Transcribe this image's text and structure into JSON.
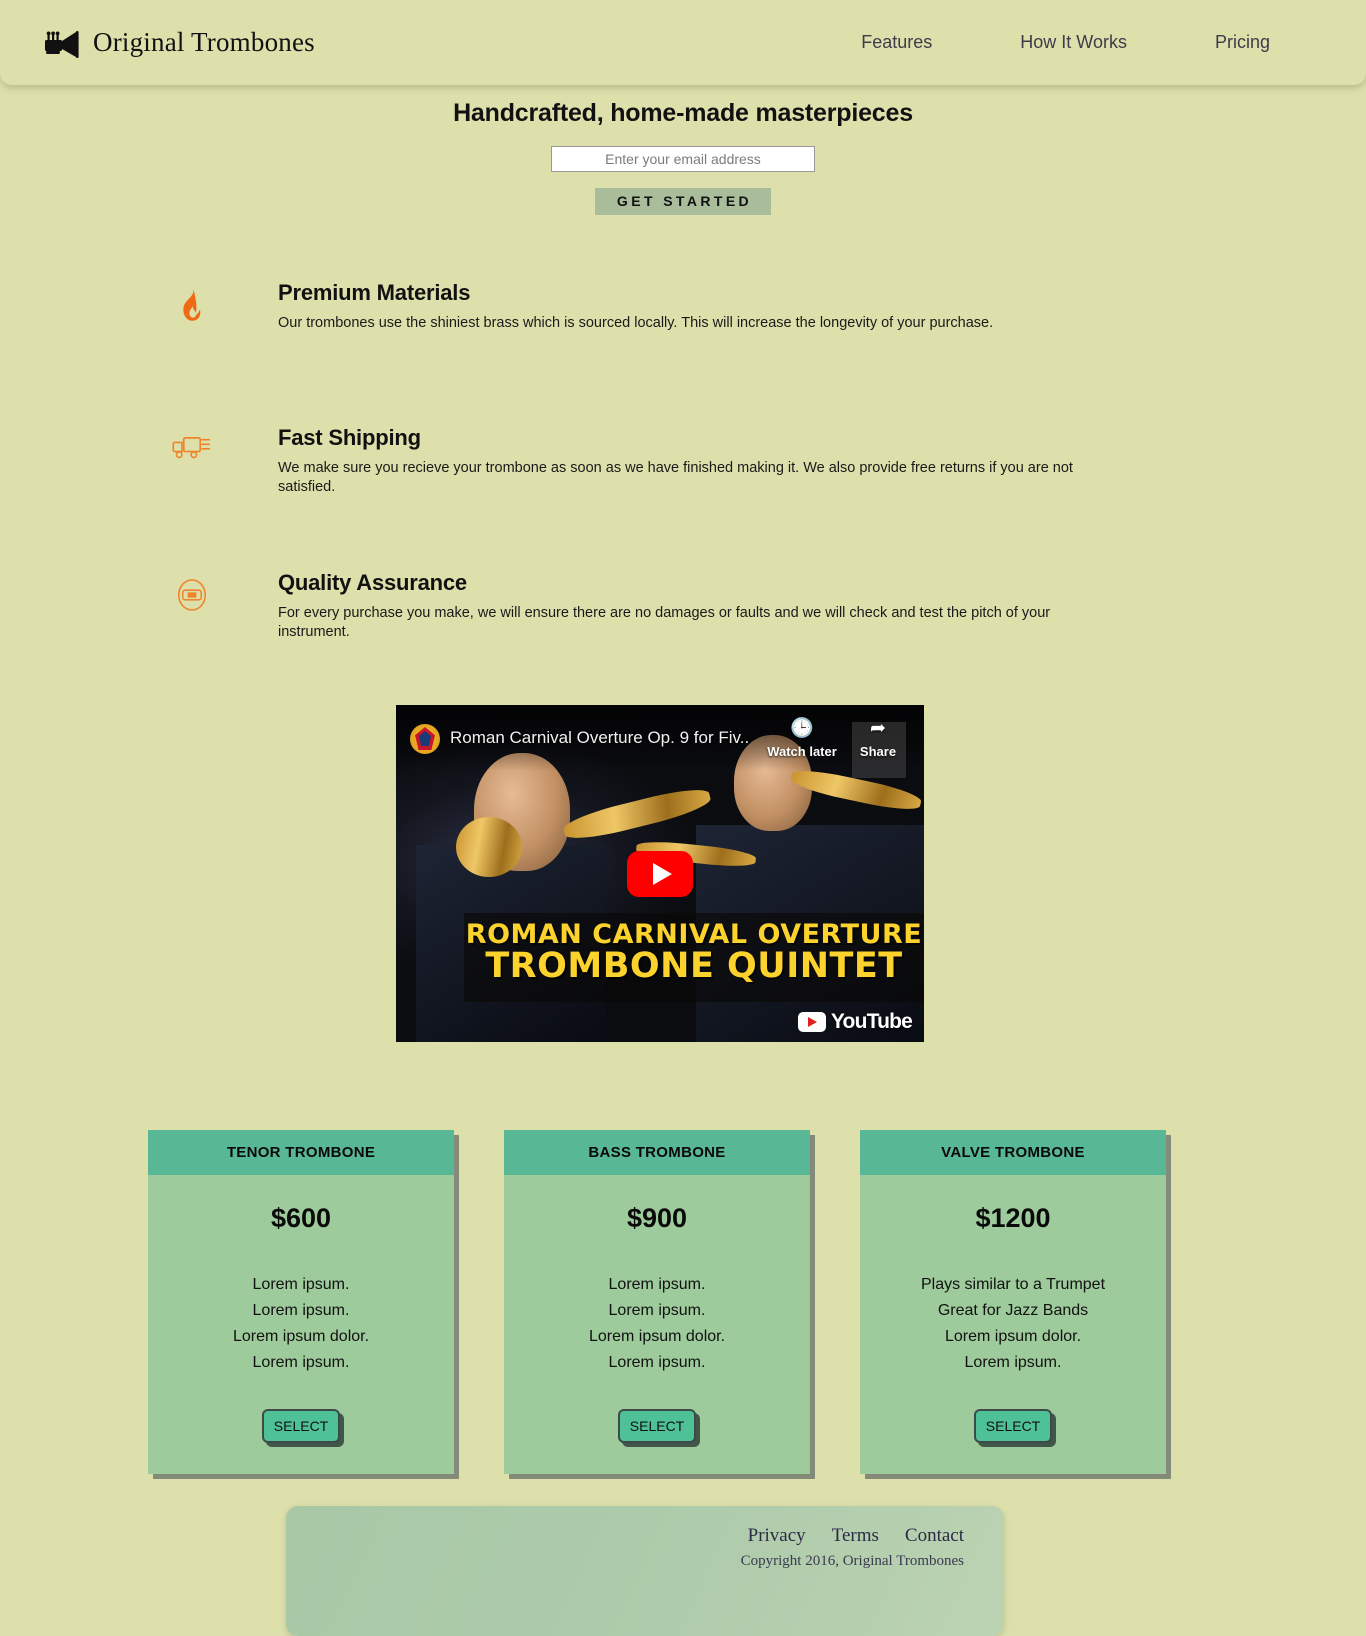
{
  "header": {
    "logo_icon": "trumpet-icon",
    "brand_name": "Original Trombones",
    "nav": [
      {
        "label": "Features"
      },
      {
        "label": "How It Works"
      },
      {
        "label": "Pricing"
      }
    ]
  },
  "hero": {
    "title": "Handcrafted, home-made masterpieces",
    "email_placeholder": "Enter your email address",
    "email_value": "",
    "cta_label": "GET STARTED"
  },
  "features": [
    {
      "icon": "flame-icon",
      "icon_color": "#f06a13",
      "title": "Premium Materials",
      "text": "Our trombones use the shiniest brass which is sourced locally. This will increase the longevity of your purchase."
    },
    {
      "icon": "delivery-truck-icon",
      "icon_color": "#f0842a",
      "title": "Fast Shipping",
      "text": "We make sure you recieve your trombone as soon as we have finished making it. We also provide free returns if you are not satisfied."
    },
    {
      "icon": "quality-badge-icon",
      "icon_color": "#f0842a",
      "title": "Quality Assurance",
      "text": "For every purchase you make, we will ensure there are no damages or faults and we will check and test the pitch of your instrument."
    }
  ],
  "video": {
    "title": "Roman Carnival Overture Op. 9 for Fiv...",
    "watch_later_label": "Watch later",
    "share_label": "Share",
    "thumbnail_line1": "ROMAN CARNIVAL OVERTURE",
    "thumbnail_line2": "TROMBONE QUINTET",
    "watermark": "YouTube",
    "play_button": "play-icon"
  },
  "pricing": {
    "cards": [
      {
        "name": "TENOR TROMBONE",
        "price": "$600",
        "features": [
          "Lorem ipsum.",
          "Lorem ipsum.",
          "Lorem ipsum dolor.",
          "Lorem ipsum."
        ],
        "button_label": "SELECT"
      },
      {
        "name": "BASS TROMBONE",
        "price": "$900",
        "features": [
          "Lorem ipsum.",
          "Lorem ipsum.",
          "Lorem ipsum dolor.",
          "Lorem ipsum."
        ],
        "button_label": "SELECT"
      },
      {
        "name": "VALVE TROMBONE",
        "price": "$1200",
        "features": [
          "Plays similar to a Trumpet",
          "Great for Jazz Bands",
          "Lorem ipsum dolor.",
          "Lorem ipsum."
        ],
        "button_label": "SELECT"
      }
    ]
  },
  "footer": {
    "links": [
      {
        "label": "Privacy"
      },
      {
        "label": "Terms"
      },
      {
        "label": "Contact"
      }
    ],
    "copyright": "Copyright 2016, Original Trombones"
  },
  "colors": {
    "page_background": "#dde0ab",
    "card_body": "#9ecb9b",
    "card_header": "#58b795",
    "cta_button": "#a9bd9b",
    "select_button": "#4ec196",
    "accent_orange": "#f0842a",
    "footer_panel": "#aecbab"
  }
}
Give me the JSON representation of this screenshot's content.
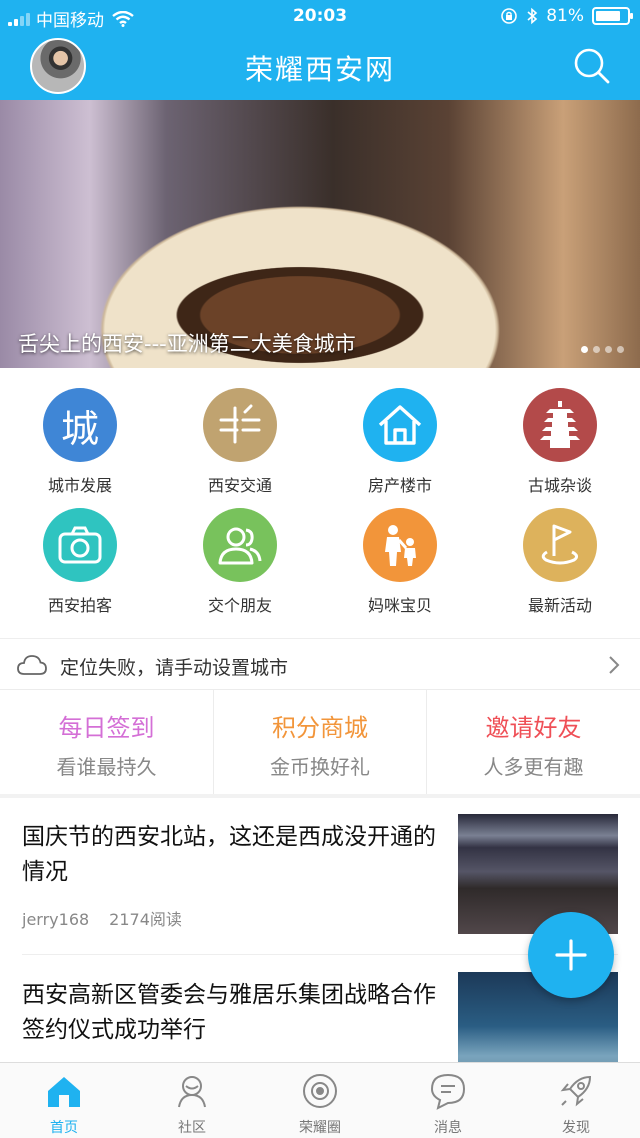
{
  "status_bar": {
    "carrier": "中国移动",
    "time": "20:03",
    "battery": "81%",
    "battery_level": 0.81
  },
  "header": {
    "title": "荣耀西安网"
  },
  "banner": {
    "caption": "舌尖上的西安---亚洲第二大美食城市",
    "slide_count": 4,
    "active_slide": 0
  },
  "grid": [
    {
      "label": "城市发展",
      "icon": "city-char-icon",
      "glyph": "城",
      "color": "#3f86d6"
    },
    {
      "label": "西安交通",
      "icon": "traffic-icon",
      "color": "#c0a370"
    },
    {
      "label": "房产楼市",
      "icon": "house-icon",
      "color": "#1fb2f0"
    },
    {
      "label": "古城杂谈",
      "icon": "pagoda-icon",
      "color": "#b34a4a"
    },
    {
      "label": "西安拍客",
      "icon": "camera-icon",
      "color": "#2fc4c0"
    },
    {
      "label": "交个朋友",
      "icon": "friends-icon",
      "color": "#78c25c"
    },
    {
      "label": "妈咪宝贝",
      "icon": "family-icon",
      "color": "#f2953a"
    },
    {
      "label": "最新活动",
      "icon": "flag-icon",
      "color": "#ddb25c"
    }
  ],
  "location": {
    "text": "定位失败，请手动设置城市"
  },
  "actions": [
    {
      "title": "每日签到",
      "subtitle": "看谁最持久",
      "color": "#d46fd6"
    },
    {
      "title": "积分商城",
      "subtitle": "金币换好礼",
      "color": "#f2953a"
    },
    {
      "title": "邀请好友",
      "subtitle": "人多更有趣",
      "color": "#ef4f56"
    }
  ],
  "articles": [
    {
      "title": "国庆节的西安北站，这还是西成没开通的情况",
      "author": "jerry168",
      "reads": "2174阅读"
    },
    {
      "title": "西安高新区管委会与雅居乐集团战略合作签约仪式成功举行"
    }
  ],
  "tabs": [
    {
      "label": "首页",
      "icon": "home-icon",
      "active": true
    },
    {
      "label": "社区",
      "icon": "community-icon"
    },
    {
      "label": "荣耀圈",
      "icon": "circle-icon"
    },
    {
      "label": "消息",
      "icon": "message-icon"
    },
    {
      "label": "发现",
      "icon": "rocket-icon"
    }
  ],
  "colors": {
    "primary": "#1fb2f0"
  }
}
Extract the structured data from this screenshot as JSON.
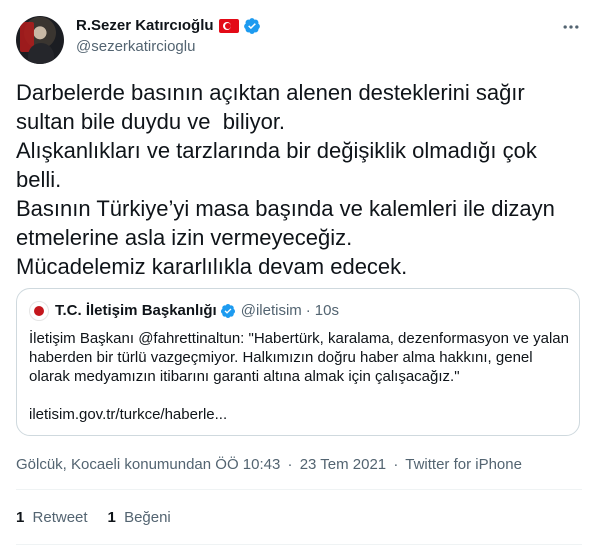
{
  "author": {
    "name": "R.Sezer Katırcıoğlu",
    "handle": "@sezerkatircioglu"
  },
  "tweet": {
    "lines": [
      "Darbelerde basının açıktan alenen desteklerini sağır",
      "sultan bile duydu ve  biliyor.",
      "Alışkanlıkları ve tarzlarında bir değişiklik olmadığı çok",
      "belli.",
      "Basının Türkiye’yi masa başında ve kalemleri ile dizayn",
      "etmelerine asla izin vermeyeceğiz.",
      "Mücadelemiz kararlılıkla devam edecek."
    ]
  },
  "quote": {
    "name": "T.C. İletişim Başkanlığı",
    "handle": "@iletisim",
    "dot": "·",
    "time": "10s",
    "lines": [
      "İletişim Başkanı @fahrettinaltun: \"Habertürk, karalama, dezenformasyon ve yalan",
      "haberden bir türlü vazgeçmiyor. Halkımızın doğru haber alma hakkını, genel",
      "olarak medyamızın itibarını garanti altına almak için çalışacağız.\""
    ],
    "link": "iletisim.gov.tr/turkce/haberle..."
  },
  "meta": {
    "location": "Gölcük, Kocaeli konumundan",
    "time": "ÖÖ 10:43",
    "date": "23 Tem 2021",
    "source": "Twitter for iPhone",
    "separator": "·"
  },
  "stats": {
    "retweets": {
      "count": "1",
      "label": "Retweet"
    },
    "likes": {
      "count": "1",
      "label": "Beğeni"
    }
  },
  "colors": {
    "verified": "#1d9bf0",
    "secondary_text": "#536471",
    "border": "#cfd9de",
    "turkish_flag": "#e30a17"
  },
  "icons": [
    "verified-badge-icon",
    "turkish-flag-icon",
    "more-options-icon"
  ]
}
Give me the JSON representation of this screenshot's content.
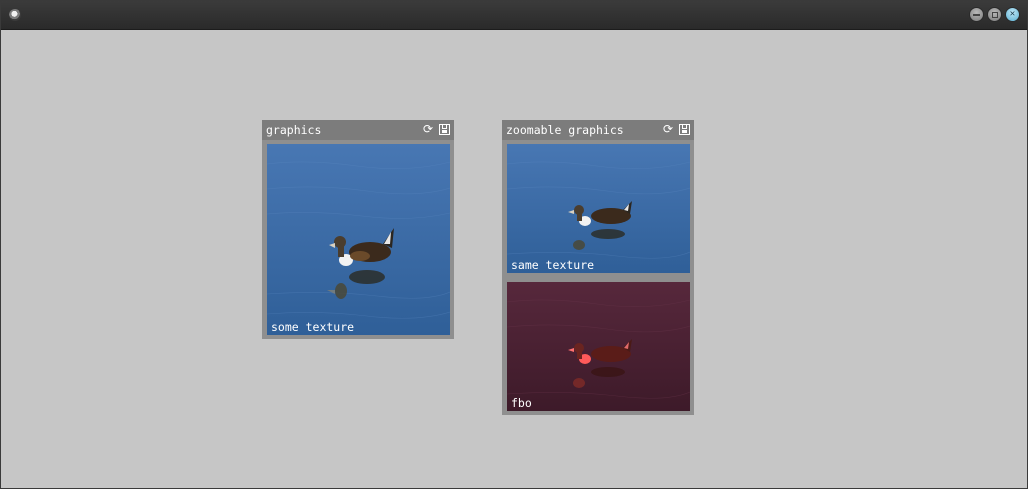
{
  "window": {
    "title": ""
  },
  "panels": [
    {
      "title": "graphics",
      "tiles": [
        {
          "label": "some texture",
          "tint": "blue"
        }
      ]
    },
    {
      "title": "zoomable graphics",
      "tiles": [
        {
          "label": "same texture",
          "tint": "blue"
        },
        {
          "label": "fbo",
          "tint": "red"
        }
      ]
    }
  ],
  "icons": {
    "refresh": "refresh-icon",
    "save": "save-icon",
    "app": "app-icon"
  },
  "colors": {
    "background": "#c6c6c6",
    "panel_frame": "#8f8f8f",
    "panel_header": "#7c7c7c",
    "water_blue": "#3a6aa5",
    "fbo_tint": "#4a2233"
  }
}
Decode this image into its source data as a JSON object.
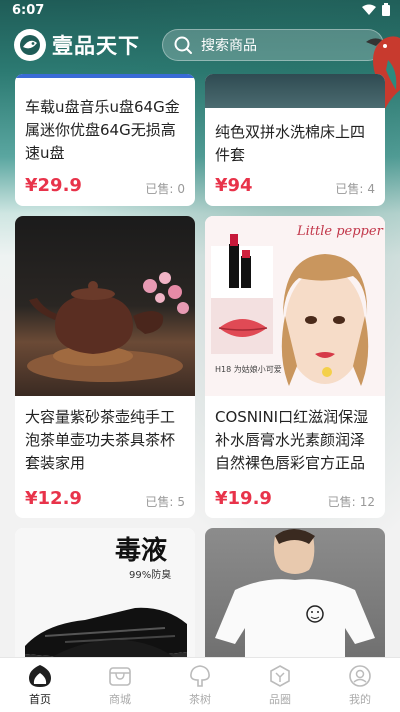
{
  "status": {
    "time": "6:07"
  },
  "header": {
    "app_name": "壹品天下",
    "search_placeholder": "搜索商品"
  },
  "products": [
    {
      "title": "车载u盘音乐u盘64G金属迷你优盘64G无损高速u盘",
      "price": "¥29.9",
      "sold_label": "已售:",
      "sold": "0"
    },
    {
      "title": "纯色双拼水洗棉床上四件套",
      "price": "¥94",
      "sold_label": "已售:",
      "sold": "4"
    },
    {
      "title": "大容量紫砂茶壶纯手工泡茶单壶功夫茶具茶杯套装家用",
      "price": "¥12.9",
      "sold_label": "已售:",
      "sold": "5"
    },
    {
      "title": "COSNINI口红滋润保湿补水唇膏水光素颜润泽自然裸色唇彩官方正品",
      "price": "¥19.9",
      "sold_label": "已售:",
      "sold": "12"
    }
  ],
  "images": {
    "lipstick_brand": "Little pepper",
    "lipstick_caption": "H18 为姑娘小可爱",
    "shoe_text": "毒液",
    "shoe_sub": "99%防臭"
  },
  "tabs": [
    {
      "label": "首页",
      "icon": "home-icon",
      "active": true
    },
    {
      "label": "商城",
      "icon": "shop-icon",
      "active": false
    },
    {
      "label": "茶树",
      "icon": "tree-icon",
      "active": false
    },
    {
      "label": "品圈",
      "icon": "circle-icon",
      "active": false
    },
    {
      "label": "我的",
      "icon": "profile-icon",
      "active": false
    }
  ],
  "colors": {
    "price": "#e8334a",
    "header_bg": "#1f5c57"
  }
}
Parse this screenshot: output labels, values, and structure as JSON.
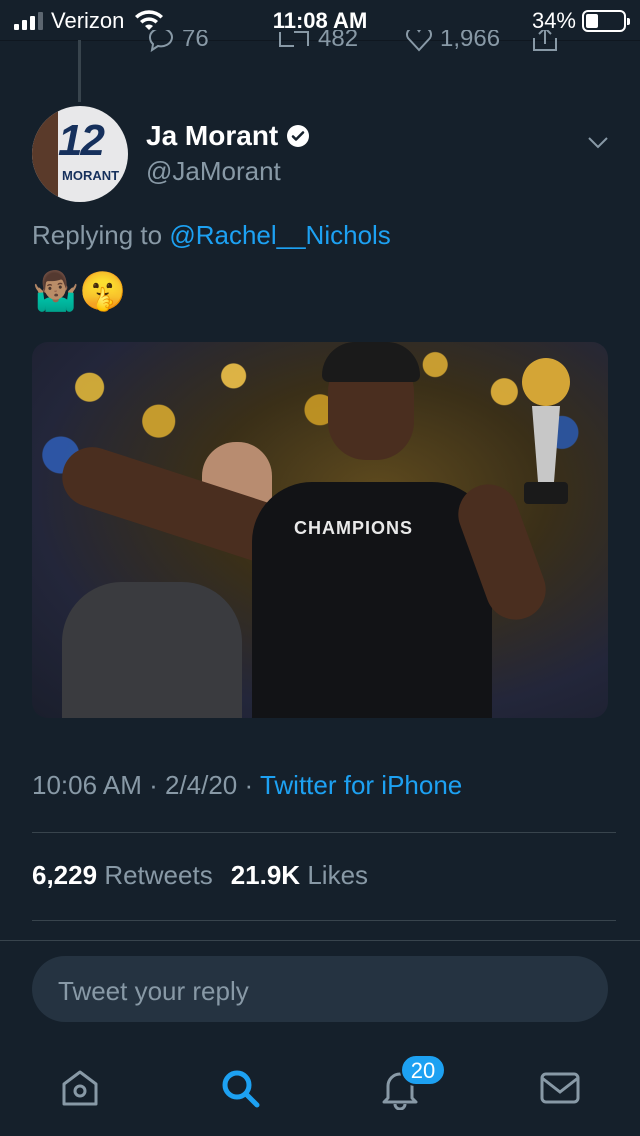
{
  "status_bar": {
    "carrier": "Verizon",
    "time": "11:08 AM",
    "battery_percent_text": "34%",
    "battery_level": 0.34,
    "signal_bars": 3
  },
  "prev_tweet_actions": {
    "replies": "76",
    "retweets": "482",
    "likes": "1,966"
  },
  "tweet": {
    "display_name": "Ja Morant",
    "handle": "@JaMorant",
    "avatar_jersey_number": "12",
    "avatar_jersey_name": "MORANT",
    "replying_prefix": "Replying to",
    "replying_to": "@Rachel__Nichols",
    "text": "🤷🏽‍♂️🤫",
    "media_shirt_text": "CHAMPIONS",
    "time": "10:06 AM",
    "date": "2/4/20",
    "source": "Twitter for iPhone",
    "retweets_count": "6,229",
    "retweets_label": "Retweets",
    "likes_count": "21.9K",
    "likes_label": "Likes"
  },
  "reply_box": {
    "placeholder": "Tweet your reply"
  },
  "tabbar": {
    "notifications_badge": "20"
  },
  "colors": {
    "background": "#15202b",
    "accent": "#1da1f2",
    "secondary_text": "#8899a6",
    "divider": "#38444d"
  }
}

→ Given task: The answer must consist solely of the number of lines in the entries that contain the word "screenshot".

→ Problem solution: 4